Scan the material for the word "more", and copy each line where it shows up.

## [Data supplied]
-=-=-=-=-
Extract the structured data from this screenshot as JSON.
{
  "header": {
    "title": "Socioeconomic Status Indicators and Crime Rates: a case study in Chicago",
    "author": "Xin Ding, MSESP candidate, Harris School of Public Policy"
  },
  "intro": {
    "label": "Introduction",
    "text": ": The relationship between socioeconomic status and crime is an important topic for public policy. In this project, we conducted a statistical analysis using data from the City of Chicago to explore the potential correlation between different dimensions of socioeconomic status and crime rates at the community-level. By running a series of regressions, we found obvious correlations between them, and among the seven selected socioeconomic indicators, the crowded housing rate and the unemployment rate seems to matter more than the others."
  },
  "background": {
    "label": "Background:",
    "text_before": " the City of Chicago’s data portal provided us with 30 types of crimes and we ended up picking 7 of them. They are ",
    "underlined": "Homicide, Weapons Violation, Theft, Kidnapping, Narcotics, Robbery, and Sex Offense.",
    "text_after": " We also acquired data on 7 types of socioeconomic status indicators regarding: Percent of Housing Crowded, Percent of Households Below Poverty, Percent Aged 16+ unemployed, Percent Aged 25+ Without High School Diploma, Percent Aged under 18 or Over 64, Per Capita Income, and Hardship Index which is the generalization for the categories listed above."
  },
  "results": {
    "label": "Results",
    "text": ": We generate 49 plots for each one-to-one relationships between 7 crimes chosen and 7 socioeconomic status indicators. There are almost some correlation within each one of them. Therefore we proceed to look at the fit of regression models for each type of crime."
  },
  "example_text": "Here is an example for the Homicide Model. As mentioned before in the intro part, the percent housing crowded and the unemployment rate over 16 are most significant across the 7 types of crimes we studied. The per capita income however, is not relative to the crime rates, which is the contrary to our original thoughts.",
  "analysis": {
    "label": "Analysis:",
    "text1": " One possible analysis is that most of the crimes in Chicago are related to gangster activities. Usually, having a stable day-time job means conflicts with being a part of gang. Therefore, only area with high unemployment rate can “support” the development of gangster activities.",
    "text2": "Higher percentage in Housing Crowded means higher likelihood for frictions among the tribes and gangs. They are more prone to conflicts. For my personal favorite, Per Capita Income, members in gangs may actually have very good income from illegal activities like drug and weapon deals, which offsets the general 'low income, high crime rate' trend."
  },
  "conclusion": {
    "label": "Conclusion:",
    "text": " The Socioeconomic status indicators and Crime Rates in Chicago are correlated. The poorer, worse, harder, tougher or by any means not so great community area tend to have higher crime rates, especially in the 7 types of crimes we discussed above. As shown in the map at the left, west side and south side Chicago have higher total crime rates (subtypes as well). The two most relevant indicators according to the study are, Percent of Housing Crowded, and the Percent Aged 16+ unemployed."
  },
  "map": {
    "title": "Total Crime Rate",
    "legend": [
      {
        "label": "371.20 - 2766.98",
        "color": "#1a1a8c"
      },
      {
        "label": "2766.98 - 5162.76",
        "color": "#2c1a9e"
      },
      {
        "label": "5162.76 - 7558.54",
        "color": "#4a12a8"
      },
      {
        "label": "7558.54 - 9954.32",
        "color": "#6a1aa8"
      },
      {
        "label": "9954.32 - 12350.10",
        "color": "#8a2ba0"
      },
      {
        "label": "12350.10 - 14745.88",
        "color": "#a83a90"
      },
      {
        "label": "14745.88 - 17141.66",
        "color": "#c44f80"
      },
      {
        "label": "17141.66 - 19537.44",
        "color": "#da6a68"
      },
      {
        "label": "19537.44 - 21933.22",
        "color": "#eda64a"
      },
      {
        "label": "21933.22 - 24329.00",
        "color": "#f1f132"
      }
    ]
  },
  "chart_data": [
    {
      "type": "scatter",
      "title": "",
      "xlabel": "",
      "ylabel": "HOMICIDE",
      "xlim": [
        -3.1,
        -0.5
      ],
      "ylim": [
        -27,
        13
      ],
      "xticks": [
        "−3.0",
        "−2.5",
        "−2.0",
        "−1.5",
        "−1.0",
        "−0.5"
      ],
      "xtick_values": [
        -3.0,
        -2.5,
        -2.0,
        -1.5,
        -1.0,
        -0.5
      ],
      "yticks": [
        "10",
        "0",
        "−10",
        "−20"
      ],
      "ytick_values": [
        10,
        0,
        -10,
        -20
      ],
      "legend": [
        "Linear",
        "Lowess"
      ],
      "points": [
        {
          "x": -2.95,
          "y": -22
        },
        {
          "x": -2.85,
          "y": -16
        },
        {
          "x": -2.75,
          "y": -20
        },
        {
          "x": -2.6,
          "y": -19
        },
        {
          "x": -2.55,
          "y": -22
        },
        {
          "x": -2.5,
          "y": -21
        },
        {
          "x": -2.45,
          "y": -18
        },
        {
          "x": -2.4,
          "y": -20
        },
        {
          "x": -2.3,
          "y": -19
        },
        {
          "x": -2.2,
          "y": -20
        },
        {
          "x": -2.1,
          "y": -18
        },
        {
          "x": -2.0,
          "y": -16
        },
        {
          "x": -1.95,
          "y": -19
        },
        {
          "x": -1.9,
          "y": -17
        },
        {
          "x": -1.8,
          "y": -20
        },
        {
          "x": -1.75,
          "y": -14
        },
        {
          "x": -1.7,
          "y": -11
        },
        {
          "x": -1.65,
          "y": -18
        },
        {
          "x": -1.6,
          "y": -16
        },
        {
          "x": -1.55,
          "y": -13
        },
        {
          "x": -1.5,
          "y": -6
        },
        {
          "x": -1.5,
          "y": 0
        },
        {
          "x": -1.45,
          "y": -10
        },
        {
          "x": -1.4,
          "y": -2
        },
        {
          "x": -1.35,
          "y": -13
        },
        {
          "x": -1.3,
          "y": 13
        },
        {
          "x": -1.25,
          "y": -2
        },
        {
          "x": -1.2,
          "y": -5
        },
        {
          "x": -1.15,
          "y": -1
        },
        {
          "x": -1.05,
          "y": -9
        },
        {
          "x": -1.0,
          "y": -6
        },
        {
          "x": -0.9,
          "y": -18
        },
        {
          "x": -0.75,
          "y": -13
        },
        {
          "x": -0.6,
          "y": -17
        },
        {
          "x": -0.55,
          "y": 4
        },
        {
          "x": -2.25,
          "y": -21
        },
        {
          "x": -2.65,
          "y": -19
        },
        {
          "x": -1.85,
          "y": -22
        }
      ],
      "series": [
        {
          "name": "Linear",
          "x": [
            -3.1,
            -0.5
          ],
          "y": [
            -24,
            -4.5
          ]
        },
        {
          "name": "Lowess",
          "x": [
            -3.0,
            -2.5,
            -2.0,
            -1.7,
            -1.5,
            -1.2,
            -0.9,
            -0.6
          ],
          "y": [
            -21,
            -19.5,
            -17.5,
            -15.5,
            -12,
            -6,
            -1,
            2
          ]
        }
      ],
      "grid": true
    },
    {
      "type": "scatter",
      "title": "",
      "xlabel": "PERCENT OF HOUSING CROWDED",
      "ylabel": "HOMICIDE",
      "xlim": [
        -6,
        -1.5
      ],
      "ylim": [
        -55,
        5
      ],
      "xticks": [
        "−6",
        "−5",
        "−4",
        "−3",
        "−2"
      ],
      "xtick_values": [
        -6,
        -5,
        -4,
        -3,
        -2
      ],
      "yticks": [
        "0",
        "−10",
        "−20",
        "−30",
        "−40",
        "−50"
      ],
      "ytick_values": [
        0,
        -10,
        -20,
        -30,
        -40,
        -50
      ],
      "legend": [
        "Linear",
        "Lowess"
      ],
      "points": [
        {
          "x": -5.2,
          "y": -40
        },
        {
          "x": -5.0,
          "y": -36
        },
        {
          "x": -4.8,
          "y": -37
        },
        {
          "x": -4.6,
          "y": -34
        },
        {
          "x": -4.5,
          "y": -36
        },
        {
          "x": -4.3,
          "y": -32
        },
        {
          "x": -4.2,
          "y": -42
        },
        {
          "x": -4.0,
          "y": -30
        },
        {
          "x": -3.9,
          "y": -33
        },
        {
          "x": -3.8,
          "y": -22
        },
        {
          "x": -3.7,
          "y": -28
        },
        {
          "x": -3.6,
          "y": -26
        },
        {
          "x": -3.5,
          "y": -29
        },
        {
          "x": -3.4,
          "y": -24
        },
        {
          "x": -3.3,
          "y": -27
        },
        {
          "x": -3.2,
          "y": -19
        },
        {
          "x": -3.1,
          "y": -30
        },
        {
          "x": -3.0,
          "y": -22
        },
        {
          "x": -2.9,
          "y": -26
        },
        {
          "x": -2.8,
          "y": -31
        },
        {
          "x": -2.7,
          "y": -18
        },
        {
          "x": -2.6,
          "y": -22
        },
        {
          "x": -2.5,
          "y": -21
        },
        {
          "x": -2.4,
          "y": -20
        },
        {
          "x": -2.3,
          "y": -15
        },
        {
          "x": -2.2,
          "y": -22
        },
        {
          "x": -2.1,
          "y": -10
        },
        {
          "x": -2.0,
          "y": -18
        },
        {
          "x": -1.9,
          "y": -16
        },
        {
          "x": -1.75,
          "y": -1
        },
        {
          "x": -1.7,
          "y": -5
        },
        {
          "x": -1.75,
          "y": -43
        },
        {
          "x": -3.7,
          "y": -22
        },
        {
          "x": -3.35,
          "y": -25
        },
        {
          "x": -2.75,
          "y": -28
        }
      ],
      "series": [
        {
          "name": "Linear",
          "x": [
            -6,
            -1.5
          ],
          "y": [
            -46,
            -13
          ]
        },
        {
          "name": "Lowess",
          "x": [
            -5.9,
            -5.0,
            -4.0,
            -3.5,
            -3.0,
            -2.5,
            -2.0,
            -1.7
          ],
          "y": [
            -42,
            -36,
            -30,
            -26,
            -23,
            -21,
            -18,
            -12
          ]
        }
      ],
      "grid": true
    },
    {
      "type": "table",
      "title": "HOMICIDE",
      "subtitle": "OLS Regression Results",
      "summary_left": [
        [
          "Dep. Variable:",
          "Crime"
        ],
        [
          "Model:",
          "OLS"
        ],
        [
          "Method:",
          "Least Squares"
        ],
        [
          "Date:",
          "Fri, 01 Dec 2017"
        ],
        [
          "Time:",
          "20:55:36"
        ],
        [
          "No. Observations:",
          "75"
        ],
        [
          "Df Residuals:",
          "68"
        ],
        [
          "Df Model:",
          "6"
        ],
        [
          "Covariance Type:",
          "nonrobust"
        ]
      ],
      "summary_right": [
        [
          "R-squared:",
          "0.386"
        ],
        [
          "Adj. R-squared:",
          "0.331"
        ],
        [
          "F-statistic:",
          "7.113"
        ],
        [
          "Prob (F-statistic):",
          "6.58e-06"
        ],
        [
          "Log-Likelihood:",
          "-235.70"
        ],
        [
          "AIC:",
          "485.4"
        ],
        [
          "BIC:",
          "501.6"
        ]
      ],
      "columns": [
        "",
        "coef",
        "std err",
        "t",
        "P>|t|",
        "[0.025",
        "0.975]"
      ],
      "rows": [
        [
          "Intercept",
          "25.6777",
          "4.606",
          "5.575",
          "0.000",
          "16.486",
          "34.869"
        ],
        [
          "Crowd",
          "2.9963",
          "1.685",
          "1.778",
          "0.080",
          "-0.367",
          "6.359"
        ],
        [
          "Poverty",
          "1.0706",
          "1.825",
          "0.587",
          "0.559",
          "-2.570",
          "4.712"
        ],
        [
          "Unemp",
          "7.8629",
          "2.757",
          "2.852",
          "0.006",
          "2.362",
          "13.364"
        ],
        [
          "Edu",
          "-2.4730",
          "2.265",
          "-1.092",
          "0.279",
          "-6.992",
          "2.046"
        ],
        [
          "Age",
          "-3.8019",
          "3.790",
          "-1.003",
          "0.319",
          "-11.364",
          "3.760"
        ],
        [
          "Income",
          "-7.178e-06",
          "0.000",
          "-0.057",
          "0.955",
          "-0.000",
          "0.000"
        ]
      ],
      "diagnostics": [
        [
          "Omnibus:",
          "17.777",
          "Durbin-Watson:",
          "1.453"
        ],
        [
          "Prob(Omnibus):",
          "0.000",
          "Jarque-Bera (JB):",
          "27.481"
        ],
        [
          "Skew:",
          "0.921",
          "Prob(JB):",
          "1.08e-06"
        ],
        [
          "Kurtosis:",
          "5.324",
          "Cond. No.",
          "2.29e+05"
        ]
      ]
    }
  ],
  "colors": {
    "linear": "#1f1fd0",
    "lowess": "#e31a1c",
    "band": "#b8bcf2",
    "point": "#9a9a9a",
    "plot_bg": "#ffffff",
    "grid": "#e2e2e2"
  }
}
-=-=-=-=-
## [Result of this exercise]
    "text": ": The relationship between socioeconomic status and crime is an important topic for public policy. In this project, we conducted a statistical analysis using data from the City of Chicago to explore the potential correlation between different dimensions of socioeconomic status and crime rates at the community-level. By running a series of regressions, we found obvious correlations between them, and among the seven selected socioeconomic indicators, the crowded housing rate and the unemployment rate seems to matter more than the others."
    "text2": "Higher percentage in Housing Crowded means higher likelihood for frictions among the tribes and gangs. They are more prone to conflicts. For my personal favorite, Per Capita Income, members in gangs may actually have very good income from illegal activities like drug and weapon deals, which offsets the general 'low income, high crime rate' trend."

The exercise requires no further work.